● **TASK OBJECTIVE**: Please give the data below again in full, exactly as it stands.

## begin

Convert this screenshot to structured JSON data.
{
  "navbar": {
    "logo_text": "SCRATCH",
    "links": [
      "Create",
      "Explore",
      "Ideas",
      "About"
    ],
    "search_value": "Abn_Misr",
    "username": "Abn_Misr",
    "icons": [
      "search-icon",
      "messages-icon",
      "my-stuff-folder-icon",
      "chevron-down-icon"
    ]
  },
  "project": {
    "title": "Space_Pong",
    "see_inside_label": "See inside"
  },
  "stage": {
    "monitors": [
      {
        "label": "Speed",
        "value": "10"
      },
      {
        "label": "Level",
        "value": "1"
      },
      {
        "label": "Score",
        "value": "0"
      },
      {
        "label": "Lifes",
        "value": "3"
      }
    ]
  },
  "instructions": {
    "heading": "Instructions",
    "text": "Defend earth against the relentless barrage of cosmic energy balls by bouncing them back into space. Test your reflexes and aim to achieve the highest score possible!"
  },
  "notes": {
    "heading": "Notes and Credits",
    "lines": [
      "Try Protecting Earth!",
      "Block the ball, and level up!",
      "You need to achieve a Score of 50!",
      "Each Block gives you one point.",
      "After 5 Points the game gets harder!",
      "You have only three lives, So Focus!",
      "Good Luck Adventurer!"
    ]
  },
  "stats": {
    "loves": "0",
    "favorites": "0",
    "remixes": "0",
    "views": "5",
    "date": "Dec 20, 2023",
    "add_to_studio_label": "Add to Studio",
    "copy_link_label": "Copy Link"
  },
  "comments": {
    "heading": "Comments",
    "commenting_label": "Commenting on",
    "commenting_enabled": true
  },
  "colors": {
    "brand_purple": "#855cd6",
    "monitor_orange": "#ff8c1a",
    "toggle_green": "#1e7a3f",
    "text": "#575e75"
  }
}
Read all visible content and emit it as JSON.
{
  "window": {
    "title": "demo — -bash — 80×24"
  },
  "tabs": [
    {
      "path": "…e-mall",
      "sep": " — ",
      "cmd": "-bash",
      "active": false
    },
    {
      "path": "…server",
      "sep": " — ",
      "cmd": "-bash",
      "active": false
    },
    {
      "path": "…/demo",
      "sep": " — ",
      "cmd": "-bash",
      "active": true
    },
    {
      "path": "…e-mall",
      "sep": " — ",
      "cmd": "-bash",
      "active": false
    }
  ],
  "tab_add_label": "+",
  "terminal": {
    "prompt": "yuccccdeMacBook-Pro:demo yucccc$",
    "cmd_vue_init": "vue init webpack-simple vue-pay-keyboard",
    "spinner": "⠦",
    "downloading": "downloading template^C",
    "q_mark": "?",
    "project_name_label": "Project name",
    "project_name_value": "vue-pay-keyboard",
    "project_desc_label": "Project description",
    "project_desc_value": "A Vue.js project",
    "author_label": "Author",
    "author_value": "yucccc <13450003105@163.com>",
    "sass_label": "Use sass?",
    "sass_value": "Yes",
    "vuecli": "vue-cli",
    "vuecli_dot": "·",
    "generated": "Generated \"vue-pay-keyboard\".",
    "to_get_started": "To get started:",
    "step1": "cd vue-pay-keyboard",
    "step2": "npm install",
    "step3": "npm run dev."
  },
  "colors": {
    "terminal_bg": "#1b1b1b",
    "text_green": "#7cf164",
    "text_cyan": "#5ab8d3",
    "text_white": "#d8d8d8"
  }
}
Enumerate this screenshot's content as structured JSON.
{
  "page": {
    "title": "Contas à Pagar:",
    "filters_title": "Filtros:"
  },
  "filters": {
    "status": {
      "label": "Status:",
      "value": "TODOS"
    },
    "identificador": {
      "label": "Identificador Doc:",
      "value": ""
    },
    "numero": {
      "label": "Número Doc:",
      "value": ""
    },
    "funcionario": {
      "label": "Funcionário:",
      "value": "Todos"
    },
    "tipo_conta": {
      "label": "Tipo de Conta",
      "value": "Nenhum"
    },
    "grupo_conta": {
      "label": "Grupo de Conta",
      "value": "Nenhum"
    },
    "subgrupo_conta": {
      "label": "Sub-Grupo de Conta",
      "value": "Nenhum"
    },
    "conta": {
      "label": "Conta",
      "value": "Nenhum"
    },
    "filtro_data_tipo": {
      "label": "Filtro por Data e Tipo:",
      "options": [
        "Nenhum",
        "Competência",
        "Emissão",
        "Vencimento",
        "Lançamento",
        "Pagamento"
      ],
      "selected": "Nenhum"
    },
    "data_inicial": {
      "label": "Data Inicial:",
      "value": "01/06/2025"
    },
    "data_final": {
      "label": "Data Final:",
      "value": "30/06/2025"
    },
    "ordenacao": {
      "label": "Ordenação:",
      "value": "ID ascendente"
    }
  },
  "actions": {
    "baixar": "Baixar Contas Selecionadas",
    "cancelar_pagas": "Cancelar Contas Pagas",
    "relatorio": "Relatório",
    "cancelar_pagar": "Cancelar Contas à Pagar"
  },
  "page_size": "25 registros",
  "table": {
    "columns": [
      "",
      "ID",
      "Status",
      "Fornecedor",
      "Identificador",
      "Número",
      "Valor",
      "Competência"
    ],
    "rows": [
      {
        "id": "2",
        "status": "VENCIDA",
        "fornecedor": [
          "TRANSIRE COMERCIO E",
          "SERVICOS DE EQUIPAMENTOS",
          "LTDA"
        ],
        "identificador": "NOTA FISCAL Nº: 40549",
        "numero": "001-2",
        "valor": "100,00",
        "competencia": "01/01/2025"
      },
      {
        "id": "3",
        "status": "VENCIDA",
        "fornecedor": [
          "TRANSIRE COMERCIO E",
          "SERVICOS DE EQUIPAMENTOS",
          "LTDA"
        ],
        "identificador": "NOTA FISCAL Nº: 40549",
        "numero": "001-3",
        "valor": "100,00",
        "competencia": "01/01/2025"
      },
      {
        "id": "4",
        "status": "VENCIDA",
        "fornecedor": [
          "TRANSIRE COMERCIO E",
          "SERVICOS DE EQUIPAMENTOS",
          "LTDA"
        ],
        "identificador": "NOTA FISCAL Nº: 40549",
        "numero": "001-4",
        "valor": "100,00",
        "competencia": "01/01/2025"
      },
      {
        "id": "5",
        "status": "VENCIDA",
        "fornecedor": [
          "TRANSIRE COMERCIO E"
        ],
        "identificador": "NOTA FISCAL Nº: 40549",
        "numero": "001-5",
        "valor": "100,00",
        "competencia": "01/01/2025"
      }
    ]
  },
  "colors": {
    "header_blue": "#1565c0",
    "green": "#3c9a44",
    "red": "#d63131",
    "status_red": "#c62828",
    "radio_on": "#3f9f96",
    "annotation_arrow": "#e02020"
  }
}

## end

● **TASK RESPONSE**:
Convert this screenshot to structured JSON data.
{
  "navbar": {
    "logo_text": "SCRATCH",
    "links": [
      "Create",
      "Explore",
      "Ideas",
      "About"
    ],
    "search_value": "Abn_Misr",
    "username": "Abn_Misr",
    "icons": [
      "search-icon",
      "messages-icon",
      "my-stuff-folder-icon",
      "chevron-down-icon"
    ]
  },
  "project": {
    "title": "Space_Pong",
    "see_inside_label": "See inside"
  },
  "stage": {
    "monitors": [
      {
        "label": "Speed",
        "value": "10"
      },
      {
        "label": "Level",
        "value": "1"
      },
      {
        "label": "Score",
        "value": "0"
      },
      {
        "label": "Lifes",
        "value": "3"
      }
    ]
  },
  "instructions": {
    "heading": "Instructions",
    "text": "Defend earth against the relentless barrage of cosmic energy balls by bouncing them back into space. Test your reflexes and aim to achieve the highest score possible!"
  },
  "notes": {
    "heading": "Notes and Credits",
    "lines": [
      "Try Protecting Earth!",
      "Block the ball, and level up!",
      "You need to achieve a Score of 50!",
      "Each Block gives you one point.",
      "After 5 Points the game gets harder!",
      "You have only three lives, So Focus!",
      "Good Luck Adventurer!"
    ]
  },
  "stats": {
    "loves": "0",
    "favorites": "0",
    "remixes": "0",
    "views": "5",
    "date": "Dec 20, 2023",
    "add_to_studio_label": "Add to Studio",
    "copy_link_label": "Copy Link"
  },
  "comments": {
    "heading": "Comments",
    "commenting_label": "Commenting on",
    "commenting_enabled": true
  },
  "colors": {
    "brand_purple": "#855cd6",
    "monitor_orange": "#ff8c1a",
    "toggle_green": "#1e7a3f",
    "text": "#575e75"
  }
}
Read all visible content and emit it as JSON.
{
  "window": {
    "title": "demo — -bash — 80×24"
  },
  "tabs": [
    {
      "path": "…e-mall",
      "sep": " — ",
      "cmd": "-bash",
      "active": false
    },
    {
      "path": "…server",
      "sep": " — ",
      "cmd": "-bash",
      "active": false
    },
    {
      "path": "…/demo",
      "sep": " — ",
      "cmd": "-bash",
      "active": true
    },
    {
      "path": "…e-mall",
      "sep": " — ",
      "cmd": "-bash",
      "active": false
    }
  ],
  "tab_add_label": "+",
  "terminal": {
    "prompt": "yuccccdeMacBook-Pro:demo yucccc$",
    "cmd_vue_init": "vue init webpack-simple vue-pay-keyboard",
    "spinner": "⠦",
    "downloading": "downloading template^C",
    "q_mark": "?",
    "project_name_label": "Project name",
    "project_name_value": "vue-pay-keyboard",
    "project_desc_label": "Project description",
    "project_desc_value": "A Vue.js project",
    "author_label": "Author",
    "author_value": "yucccc <13450003105@163.com>",
    "sass_label": "Use sass?",
    "sass_value": "Yes",
    "vuecli": "vue-cli",
    "vuecli_dot": "·",
    "generated": "Generated \"vue-pay-keyboard\".",
    "to_get_started": "To get started:",
    "step1": "cd vue-pay-keyboard",
    "step2": "npm install",
    "step3": "npm run dev."
  },
  "colors": {
    "terminal_bg": "#1b1b1b",
    "text_green": "#7cf164",
    "text_cyan": "#5ab8d3",
    "text_white": "#d8d8d8"
  }
}
Enumerate this screenshot's content as structured JSON.
{
  "page": {
    "title": "Contas à Pagar:",
    "filters_title": "Filtros:"
  },
  "filters": {
    "status": {
      "label": "Status:",
      "value": "TODOS"
    },
    "identificador": {
      "label": "Identificador Doc:",
      "value": ""
    },
    "numero": {
      "label": "Número Doc:",
      "value": ""
    },
    "funcionario": {
      "label": "Funcionário:",
      "value": "Todos"
    },
    "tipo_conta": {
      "label": "Tipo de Conta",
      "value": "Nenhum"
    },
    "grupo_conta": {
      "label": "Grupo de Conta",
      "value": "Nenhum"
    },
    "subgrupo_conta": {
      "label": "Sub-Grupo de Conta",
      "value": "Nenhum"
    },
    "conta": {
      "label": "Conta",
      "value": "Nenhum"
    },
    "filtro_data_tipo": {
      "label": "Filtro por Data e Tipo:",
      "options": [
        "Nenhum",
        "Competência",
        "Emissão",
        "Vencimento",
        "Lançamento",
        "Pagamento"
      ],
      "selected": "Nenhum"
    },
    "data_inicial": {
      "label": "Data Inicial:",
      "value": "01/06/2025"
    },
    "data_final": {
      "label": "Data Final:",
      "value": "30/06/2025"
    },
    "ordenacao": {
      "label": "Ordenação:",
      "value": "ID ascendente"
    }
  },
  "actions": {
    "baixar": "Baixar Contas Selecionadas",
    "cancelar_pagas": "Cancelar Contas Pagas",
    "relatorio": "Relatório",
    "cancelar_pagar": "Cancelar Contas à Pagar"
  },
  "page_size": "25 registros",
  "table": {
    "columns": [
      "",
      "ID",
      "Status",
      "Fornecedor",
      "Identificador",
      "Número",
      "Valor",
      "Competência"
    ],
    "rows": [
      {
        "id": "2",
        "status": "VENCIDA",
        "fornecedor": [
          "TRANSIRE COMERCIO E",
          "SERVICOS DE EQUIPAMENTOS",
          "LTDA"
        ],
        "identificador": "NOTA FISCAL Nº: 40549",
        "numero": "001-2",
        "valor": "100,00",
        "competencia": "01/01/2025"
      },
      {
        "id": "3",
        "status": "VENCIDA",
        "fornecedor": [
          "TRANSIRE COMERCIO E",
          "SERVICOS DE EQUIPAMENTOS",
          "LTDA"
        ],
        "identificador": "NOTA FISCAL Nº: 40549",
        "numero": "001-3",
        "valor": "100,00",
        "competencia": "01/01/2025"
      },
      {
        "id": "4",
        "status": "VENCIDA",
        "fornecedor": [
          "TRANSIRE COMERCIO E",
          "SERVICOS DE EQUIPAMENTOS",
          "LTDA"
        ],
        "identificador": "NOTA FISCAL Nº: 40549",
        "numero": "001-4",
        "valor": "100,00",
        "competencia": "01/01/2025"
      },
      {
        "id": "5",
        "status": "VENCIDA",
        "fornecedor": [
          "TRANSIRE COMERCIO E"
        ],
        "identificador": "NOTA FISCAL Nº: 40549",
        "numero": "001-5",
        "valor": "100,00",
        "competencia": "01/01/2025"
      }
    ]
  },
  "colors": {
    "header_blue": "#1565c0",
    "green": "#3c9a44",
    "red": "#d63131",
    "status_red": "#c62828",
    "radio_on": "#3f9f96",
    "annotation_arrow": "#e02020"
  }
}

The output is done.